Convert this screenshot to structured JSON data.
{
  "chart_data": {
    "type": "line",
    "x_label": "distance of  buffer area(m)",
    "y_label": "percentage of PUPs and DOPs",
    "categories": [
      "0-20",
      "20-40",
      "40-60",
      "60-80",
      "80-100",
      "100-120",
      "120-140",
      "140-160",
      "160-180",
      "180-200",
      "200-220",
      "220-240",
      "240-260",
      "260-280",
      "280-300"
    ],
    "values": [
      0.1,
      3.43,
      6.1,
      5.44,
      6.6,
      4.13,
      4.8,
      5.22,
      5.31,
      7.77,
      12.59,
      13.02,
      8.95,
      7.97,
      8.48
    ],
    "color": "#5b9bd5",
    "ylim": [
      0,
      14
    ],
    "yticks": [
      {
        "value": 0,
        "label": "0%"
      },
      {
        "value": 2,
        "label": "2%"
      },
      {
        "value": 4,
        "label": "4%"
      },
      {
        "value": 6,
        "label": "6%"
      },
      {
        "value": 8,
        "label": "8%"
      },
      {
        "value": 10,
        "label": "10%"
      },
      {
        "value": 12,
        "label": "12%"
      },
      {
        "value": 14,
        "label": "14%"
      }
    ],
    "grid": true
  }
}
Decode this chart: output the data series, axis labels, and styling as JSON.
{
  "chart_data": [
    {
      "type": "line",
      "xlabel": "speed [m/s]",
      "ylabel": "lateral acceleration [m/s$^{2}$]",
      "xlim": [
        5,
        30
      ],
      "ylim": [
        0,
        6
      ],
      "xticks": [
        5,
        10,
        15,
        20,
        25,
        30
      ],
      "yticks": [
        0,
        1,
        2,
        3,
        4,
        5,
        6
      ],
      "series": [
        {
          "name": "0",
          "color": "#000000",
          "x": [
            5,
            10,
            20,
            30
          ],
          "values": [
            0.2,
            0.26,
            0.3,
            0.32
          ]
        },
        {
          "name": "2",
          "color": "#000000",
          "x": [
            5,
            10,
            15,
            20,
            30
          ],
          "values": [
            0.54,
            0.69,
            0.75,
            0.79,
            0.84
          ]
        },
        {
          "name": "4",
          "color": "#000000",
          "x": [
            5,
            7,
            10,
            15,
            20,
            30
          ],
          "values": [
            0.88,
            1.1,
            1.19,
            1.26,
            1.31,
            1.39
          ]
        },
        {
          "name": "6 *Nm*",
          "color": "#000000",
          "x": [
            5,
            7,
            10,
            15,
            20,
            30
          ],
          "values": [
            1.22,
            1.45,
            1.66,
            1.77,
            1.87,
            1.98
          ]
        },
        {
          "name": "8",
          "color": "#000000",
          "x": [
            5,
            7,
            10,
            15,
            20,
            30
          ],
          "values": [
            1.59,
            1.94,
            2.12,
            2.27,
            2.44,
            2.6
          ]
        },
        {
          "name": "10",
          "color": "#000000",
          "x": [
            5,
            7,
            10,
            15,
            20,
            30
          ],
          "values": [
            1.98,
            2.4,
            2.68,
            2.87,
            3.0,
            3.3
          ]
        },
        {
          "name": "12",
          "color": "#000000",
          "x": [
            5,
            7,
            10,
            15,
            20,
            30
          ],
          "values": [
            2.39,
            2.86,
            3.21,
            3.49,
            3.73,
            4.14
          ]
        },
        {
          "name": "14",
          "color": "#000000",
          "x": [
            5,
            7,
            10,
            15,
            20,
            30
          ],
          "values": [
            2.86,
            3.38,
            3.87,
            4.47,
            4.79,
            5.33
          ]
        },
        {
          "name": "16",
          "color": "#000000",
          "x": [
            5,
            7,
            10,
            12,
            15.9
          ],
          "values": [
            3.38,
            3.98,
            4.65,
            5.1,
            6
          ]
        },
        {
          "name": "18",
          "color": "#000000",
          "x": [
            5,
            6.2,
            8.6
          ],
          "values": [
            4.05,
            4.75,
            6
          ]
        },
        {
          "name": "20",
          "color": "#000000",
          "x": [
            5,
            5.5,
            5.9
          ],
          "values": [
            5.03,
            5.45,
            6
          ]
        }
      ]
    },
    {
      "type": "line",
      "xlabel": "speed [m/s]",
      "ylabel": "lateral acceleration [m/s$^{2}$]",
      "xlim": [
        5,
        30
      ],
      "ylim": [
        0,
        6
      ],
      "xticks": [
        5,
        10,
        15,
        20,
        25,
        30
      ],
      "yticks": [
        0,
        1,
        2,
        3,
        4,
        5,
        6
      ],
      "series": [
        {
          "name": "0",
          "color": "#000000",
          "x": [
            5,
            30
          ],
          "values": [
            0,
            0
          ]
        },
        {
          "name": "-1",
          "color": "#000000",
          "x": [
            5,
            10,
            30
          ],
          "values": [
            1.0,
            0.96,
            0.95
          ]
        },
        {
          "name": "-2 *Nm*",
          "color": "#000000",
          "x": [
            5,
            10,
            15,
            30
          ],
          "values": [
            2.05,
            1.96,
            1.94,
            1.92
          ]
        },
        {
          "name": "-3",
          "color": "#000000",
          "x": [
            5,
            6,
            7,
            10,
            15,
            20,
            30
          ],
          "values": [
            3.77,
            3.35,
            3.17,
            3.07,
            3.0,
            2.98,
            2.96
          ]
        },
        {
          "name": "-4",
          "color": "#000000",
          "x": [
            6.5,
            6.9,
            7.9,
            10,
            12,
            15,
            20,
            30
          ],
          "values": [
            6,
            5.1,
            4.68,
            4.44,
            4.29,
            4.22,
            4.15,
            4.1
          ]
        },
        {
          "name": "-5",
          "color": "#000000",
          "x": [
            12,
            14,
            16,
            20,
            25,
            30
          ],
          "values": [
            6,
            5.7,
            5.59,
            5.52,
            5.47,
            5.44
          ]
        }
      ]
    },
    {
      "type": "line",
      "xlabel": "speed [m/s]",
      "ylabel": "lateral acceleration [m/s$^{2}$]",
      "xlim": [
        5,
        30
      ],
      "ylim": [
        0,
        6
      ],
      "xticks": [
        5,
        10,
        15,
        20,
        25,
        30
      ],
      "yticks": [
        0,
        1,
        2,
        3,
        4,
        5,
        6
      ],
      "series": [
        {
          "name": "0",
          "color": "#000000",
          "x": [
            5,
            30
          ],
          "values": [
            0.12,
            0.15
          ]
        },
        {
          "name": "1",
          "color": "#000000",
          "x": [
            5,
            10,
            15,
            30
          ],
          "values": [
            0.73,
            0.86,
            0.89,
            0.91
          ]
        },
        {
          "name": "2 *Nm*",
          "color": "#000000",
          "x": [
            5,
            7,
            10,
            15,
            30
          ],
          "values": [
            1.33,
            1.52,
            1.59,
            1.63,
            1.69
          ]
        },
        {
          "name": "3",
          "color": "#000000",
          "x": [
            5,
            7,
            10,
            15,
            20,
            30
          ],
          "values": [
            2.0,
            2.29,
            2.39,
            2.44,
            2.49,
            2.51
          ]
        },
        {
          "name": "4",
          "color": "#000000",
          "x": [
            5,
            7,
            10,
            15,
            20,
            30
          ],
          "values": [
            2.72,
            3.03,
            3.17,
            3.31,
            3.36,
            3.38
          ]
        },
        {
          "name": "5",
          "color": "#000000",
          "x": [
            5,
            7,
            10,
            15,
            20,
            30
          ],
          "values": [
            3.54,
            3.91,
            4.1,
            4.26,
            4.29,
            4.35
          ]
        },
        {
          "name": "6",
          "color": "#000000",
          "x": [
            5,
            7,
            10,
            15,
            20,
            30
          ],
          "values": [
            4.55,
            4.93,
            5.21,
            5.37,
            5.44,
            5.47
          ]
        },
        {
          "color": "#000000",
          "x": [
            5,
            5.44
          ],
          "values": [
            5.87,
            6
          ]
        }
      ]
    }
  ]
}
○ ○ ○ ○ ○ ○ ○
=== What the exercise asks ===
Your task is to return the full listing exactly as it was given.

=== In response ===
Convert this screenshot to structured JSON data.
{
  "chart_data": {
    "type": "line",
    "x_label": "distance of  buffer area(m)",
    "y_label": "percentage of PUPs and DOPs",
    "categories": [
      "0-20",
      "20-40",
      "40-60",
      "60-80",
      "80-100",
      "100-120",
      "120-140",
      "140-160",
      "160-180",
      "180-200",
      "200-220",
      "220-240",
      "240-260",
      "260-280",
      "280-300"
    ],
    "values": [
      0.1,
      3.43,
      6.1,
      5.44,
      6.6,
      4.13,
      4.8,
      5.22,
      5.31,
      7.77,
      12.59,
      13.02,
      8.95,
      7.97,
      8.48
    ],
    "color": "#5b9bd5",
    "ylim": [
      0,
      14
    ],
    "yticks": [
      {
        "value": 0,
        "label": "0%"
      },
      {
        "value": 2,
        "label": "2%"
      },
      {
        "value": 4,
        "label": "4%"
      },
      {
        "value": 6,
        "label": "6%"
      },
      {
        "value": 8,
        "label": "8%"
      },
      {
        "value": 10,
        "label": "10%"
      },
      {
        "value": 12,
        "label": "12%"
      },
      {
        "value": 14,
        "label": "14%"
      }
    ],
    "grid": true
  }
}
Decode this chart: output the data series, axis labels, and styling as JSON.
{
  "chart_data": [
    {
      "type": "line",
      "xlabel": "speed [m/s]",
      "ylabel": "lateral acceleration [m/s$^{2}$]",
      "xlim": [
        5,
        30
      ],
      "ylim": [
        0,
        6
      ],
      "xticks": [
        5,
        10,
        15,
        20,
        25,
        30
      ],
      "yticks": [
        0,
        1,
        2,
        3,
        4,
        5,
        6
      ],
      "series": [
        {
          "name": "0",
          "color": "#000000",
          "x": [
            5,
            10,
            20,
            30
          ],
          "values": [
            0.2,
            0.26,
            0.3,
            0.32
          ]
        },
        {
          "name": "2",
          "color": "#000000",
          "x": [
            5,
            10,
            15,
            20,
            30
          ],
          "values": [
            0.54,
            0.69,
            0.75,
            0.79,
            0.84
          ]
        },
        {
          "name": "4",
          "color": "#000000",
          "x": [
            5,
            7,
            10,
            15,
            20,
            30
          ],
          "values": [
            0.88,
            1.1,
            1.19,
            1.26,
            1.31,
            1.39
          ]
        },
        {
          "name": "6 *Nm*",
          "color": "#000000",
          "x": [
            5,
            7,
            10,
            15,
            20,
            30
          ],
          "values": [
            1.22,
            1.45,
            1.66,
            1.77,
            1.87,
            1.98
          ]
        },
        {
          "name": "8",
          "color": "#000000",
          "x": [
            5,
            7,
            10,
            15,
            20,
            30
          ],
          "values": [
            1.59,
            1.94,
            2.12,
            2.27,
            2.44,
            2.6
          ]
        },
        {
          "name": "10",
          "color": "#000000",
          "x": [
            5,
            7,
            10,
            15,
            20,
            30
          ],
          "values": [
            1.98,
            2.4,
            2.68,
            2.87,
            3.0,
            3.3
          ]
        },
        {
          "name": "12",
          "color": "#000000",
          "x": [
            5,
            7,
            10,
            15,
            20,
            30
          ],
          "values": [
            2.39,
            2.86,
            3.21,
            3.49,
            3.73,
            4.14
          ]
        },
        {
          "name": "14",
          "color": "#000000",
          "x": [
            5,
            7,
            10,
            15,
            20,
            30
          ],
          "values": [
            2.86,
            3.38,
            3.87,
            4.47,
            4.79,
            5.33
          ]
        },
        {
          "name": "16",
          "color": "#000000",
          "x": [
            5,
            7,
            10,
            12,
            15.9
          ],
          "values": [
            3.38,
            3.98,
            4.65,
            5.1,
            6
          ]
        },
        {
          "name": "18",
          "color": "#000000",
          "x": [
            5,
            6.2,
            8.6
          ],
          "values": [
            4.05,
            4.75,
            6
          ]
        },
        {
          "name": "20",
          "color": "#000000",
          "x": [
            5,
            5.5,
            5.9
          ],
          "values": [
            5.03,
            5.45,
            6
          ]
        }
      ]
    },
    {
      "type": "line",
      "xlabel": "speed [m/s]",
      "ylabel": "lateral acceleration [m/s$^{2}$]",
      "xlim": [
        5,
        30
      ],
      "ylim": [
        0,
        6
      ],
      "xticks": [
        5,
        10,
        15,
        20,
        25,
        30
      ],
      "yticks": [
        0,
        1,
        2,
        3,
        4,
        5,
        6
      ],
      "series": [
        {
          "name": "0",
          "color": "#000000",
          "x": [
            5,
            30
          ],
          "values": [
            0,
            0
          ]
        },
        {
          "name": "-1",
          "color": "#000000",
          "x": [
            5,
            10,
            30
          ],
          "values": [
            1.0,
            0.96,
            0.95
          ]
        },
        {
          "name": "-2 *Nm*",
          "color": "#000000",
          "x": [
            5,
            10,
            15,
            30
          ],
          "values": [
            2.05,
            1.96,
            1.94,
            1.92
          ]
        },
        {
          "name": "-3",
          "color": "#000000",
          "x": [
            5,
            6,
            7,
            10,
            15,
            20,
            30
          ],
          "values": [
            3.77,
            3.35,
            3.17,
            3.07,
            3.0,
            2.98,
            2.96
          ]
        },
        {
          "name": "-4",
          "color": "#000000",
          "x": [
            6.5,
            6.9,
            7.9,
            10,
            12,
            15,
            20,
            30
          ],
          "values": [
            6,
            5.1,
            4.68,
            4.44,
            4.29,
            4.22,
            4.15,
            4.1
          ]
        },
        {
          "name": "-5",
          "color": "#000000",
          "x": [
            12,
            14,
            16,
            20,
            25,
            30
          ],
          "values": [
            6,
            5.7,
            5.59,
            5.52,
            5.47,
            5.44
          ]
        }
      ]
    },
    {
      "type": "line",
      "xlabel": "speed [m/s]",
      "ylabel": "lateral acceleration [m/s$^{2}$]",
      "xlim": [
        5,
        30
      ],
      "ylim": [
        0,
        6
      ],
      "xticks": [
        5,
        10,
        15,
        20,
        25,
        30
      ],
      "yticks": [
        0,
        1,
        2,
        3,
        4,
        5,
        6
      ],
      "series": [
        {
          "name": "0",
          "color": "#000000",
          "x": [
            5,
            30
          ],
          "values": [
            0.12,
            0.15
          ]
        },
        {
          "name": "1",
          "color": "#000000",
          "x": [
            5,
            10,
            15,
            30
          ],
          "values": [
            0.73,
            0.86,
            0.89,
            0.91
          ]
        },
        {
          "name": "2 *Nm*",
          "color": "#000000",
          "x": [
            5,
            7,
            10,
            15,
            30
          ],
          "values": [
            1.33,
            1.52,
            1.59,
            1.63,
            1.69
          ]
        },
        {
          "name": "3",
          "color": "#000000",
          "x": [
            5,
            7,
            10,
            15,
            20,
            30
          ],
          "values": [
            2.0,
            2.29,
            2.39,
            2.44,
            2.49,
            2.51
          ]
        },
        {
          "name": "4",
          "color": "#000000",
          "x": [
            5,
            7,
            10,
            15,
            20,
            30
          ],
          "values": [
            2.72,
            3.03,
            3.17,
            3.31,
            3.36,
            3.38
          ]
        },
        {
          "name": "5",
          "color": "#000000",
          "x": [
            5,
            7,
            10,
            15,
            20,
            30
          ],
          "values": [
            3.54,
            3.91,
            4.1,
            4.26,
            4.29,
            4.35
          ]
        },
        {
          "name": "6",
          "color": "#000000",
          "x": [
            5,
            7,
            10,
            15,
            20,
            30
          ],
          "values": [
            4.55,
            4.93,
            5.21,
            5.37,
            5.44,
            5.47
          ]
        },
        {
          "color": "#000000",
          "x": [
            5,
            5.44
          ],
          "values": [
            5.87,
            6
          ]
        }
      ]
    }
  ]
}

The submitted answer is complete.